- Problem description -
Tally the lines that contain the string "helped" and state that total without comment.

— begin Stored data —

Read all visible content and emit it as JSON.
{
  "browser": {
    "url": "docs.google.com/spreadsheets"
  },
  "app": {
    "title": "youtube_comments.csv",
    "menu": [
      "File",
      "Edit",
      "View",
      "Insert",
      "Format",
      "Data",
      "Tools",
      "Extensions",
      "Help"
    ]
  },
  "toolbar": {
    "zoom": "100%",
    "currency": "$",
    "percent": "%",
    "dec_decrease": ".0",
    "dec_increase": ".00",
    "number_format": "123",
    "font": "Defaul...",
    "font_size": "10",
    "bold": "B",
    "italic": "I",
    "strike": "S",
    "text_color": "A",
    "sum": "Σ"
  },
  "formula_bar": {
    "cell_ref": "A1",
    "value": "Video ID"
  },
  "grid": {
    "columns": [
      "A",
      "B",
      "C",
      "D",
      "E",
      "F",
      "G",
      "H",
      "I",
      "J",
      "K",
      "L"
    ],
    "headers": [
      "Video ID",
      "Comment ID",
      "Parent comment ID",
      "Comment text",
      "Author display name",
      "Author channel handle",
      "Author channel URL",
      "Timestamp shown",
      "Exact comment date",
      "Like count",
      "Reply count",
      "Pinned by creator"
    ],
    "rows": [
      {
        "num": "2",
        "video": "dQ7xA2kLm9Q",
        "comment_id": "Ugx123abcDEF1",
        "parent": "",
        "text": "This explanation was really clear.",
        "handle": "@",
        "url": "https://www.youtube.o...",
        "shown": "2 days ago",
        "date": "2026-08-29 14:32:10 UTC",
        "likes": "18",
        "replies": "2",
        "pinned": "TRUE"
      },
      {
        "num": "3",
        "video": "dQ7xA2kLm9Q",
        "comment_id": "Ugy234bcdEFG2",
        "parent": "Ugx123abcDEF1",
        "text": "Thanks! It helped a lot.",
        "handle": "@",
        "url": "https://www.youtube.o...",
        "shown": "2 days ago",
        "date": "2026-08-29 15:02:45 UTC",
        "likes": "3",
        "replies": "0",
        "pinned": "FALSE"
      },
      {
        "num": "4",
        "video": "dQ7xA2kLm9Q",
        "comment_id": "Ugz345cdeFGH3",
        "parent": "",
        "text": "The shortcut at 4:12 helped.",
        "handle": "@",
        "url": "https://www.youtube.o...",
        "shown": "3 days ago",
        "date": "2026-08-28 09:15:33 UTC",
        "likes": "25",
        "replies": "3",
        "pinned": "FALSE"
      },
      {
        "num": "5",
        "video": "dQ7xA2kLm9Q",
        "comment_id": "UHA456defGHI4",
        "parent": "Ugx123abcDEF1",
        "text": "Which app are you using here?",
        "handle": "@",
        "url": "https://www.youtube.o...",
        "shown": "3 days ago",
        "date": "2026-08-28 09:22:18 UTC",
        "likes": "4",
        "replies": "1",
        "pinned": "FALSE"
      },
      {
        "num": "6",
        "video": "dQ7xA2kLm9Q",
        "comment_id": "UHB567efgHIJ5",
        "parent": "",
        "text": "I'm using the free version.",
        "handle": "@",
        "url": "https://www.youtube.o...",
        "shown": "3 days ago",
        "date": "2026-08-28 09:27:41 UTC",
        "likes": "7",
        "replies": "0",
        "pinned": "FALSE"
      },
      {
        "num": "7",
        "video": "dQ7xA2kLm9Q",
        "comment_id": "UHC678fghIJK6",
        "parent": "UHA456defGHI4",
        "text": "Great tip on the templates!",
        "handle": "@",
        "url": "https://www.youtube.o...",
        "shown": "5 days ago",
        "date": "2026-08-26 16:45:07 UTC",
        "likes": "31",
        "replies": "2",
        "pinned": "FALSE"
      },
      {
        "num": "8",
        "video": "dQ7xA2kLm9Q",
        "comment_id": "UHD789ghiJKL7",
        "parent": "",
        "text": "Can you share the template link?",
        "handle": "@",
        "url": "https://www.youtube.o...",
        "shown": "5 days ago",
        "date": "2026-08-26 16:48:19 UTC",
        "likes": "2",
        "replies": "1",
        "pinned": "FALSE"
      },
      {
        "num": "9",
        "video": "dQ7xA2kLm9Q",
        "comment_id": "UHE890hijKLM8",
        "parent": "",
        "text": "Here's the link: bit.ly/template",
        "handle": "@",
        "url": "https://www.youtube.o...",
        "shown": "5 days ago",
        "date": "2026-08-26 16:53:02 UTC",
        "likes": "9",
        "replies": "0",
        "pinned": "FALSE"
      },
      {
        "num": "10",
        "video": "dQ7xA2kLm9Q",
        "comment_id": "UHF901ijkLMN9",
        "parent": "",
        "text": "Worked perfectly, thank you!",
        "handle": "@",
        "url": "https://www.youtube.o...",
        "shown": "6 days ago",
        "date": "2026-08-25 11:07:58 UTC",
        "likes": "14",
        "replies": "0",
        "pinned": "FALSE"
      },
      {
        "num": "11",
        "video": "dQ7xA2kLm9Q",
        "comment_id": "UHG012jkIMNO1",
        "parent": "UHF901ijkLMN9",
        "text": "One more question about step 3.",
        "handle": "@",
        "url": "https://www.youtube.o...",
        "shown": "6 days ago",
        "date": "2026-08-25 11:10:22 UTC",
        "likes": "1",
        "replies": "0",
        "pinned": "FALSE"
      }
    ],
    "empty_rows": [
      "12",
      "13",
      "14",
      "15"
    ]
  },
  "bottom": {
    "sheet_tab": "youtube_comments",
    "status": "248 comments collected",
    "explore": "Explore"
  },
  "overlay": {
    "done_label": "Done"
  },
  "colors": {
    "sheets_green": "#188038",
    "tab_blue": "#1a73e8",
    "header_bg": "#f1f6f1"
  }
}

— end Stored data —

- Output for this exercise -
2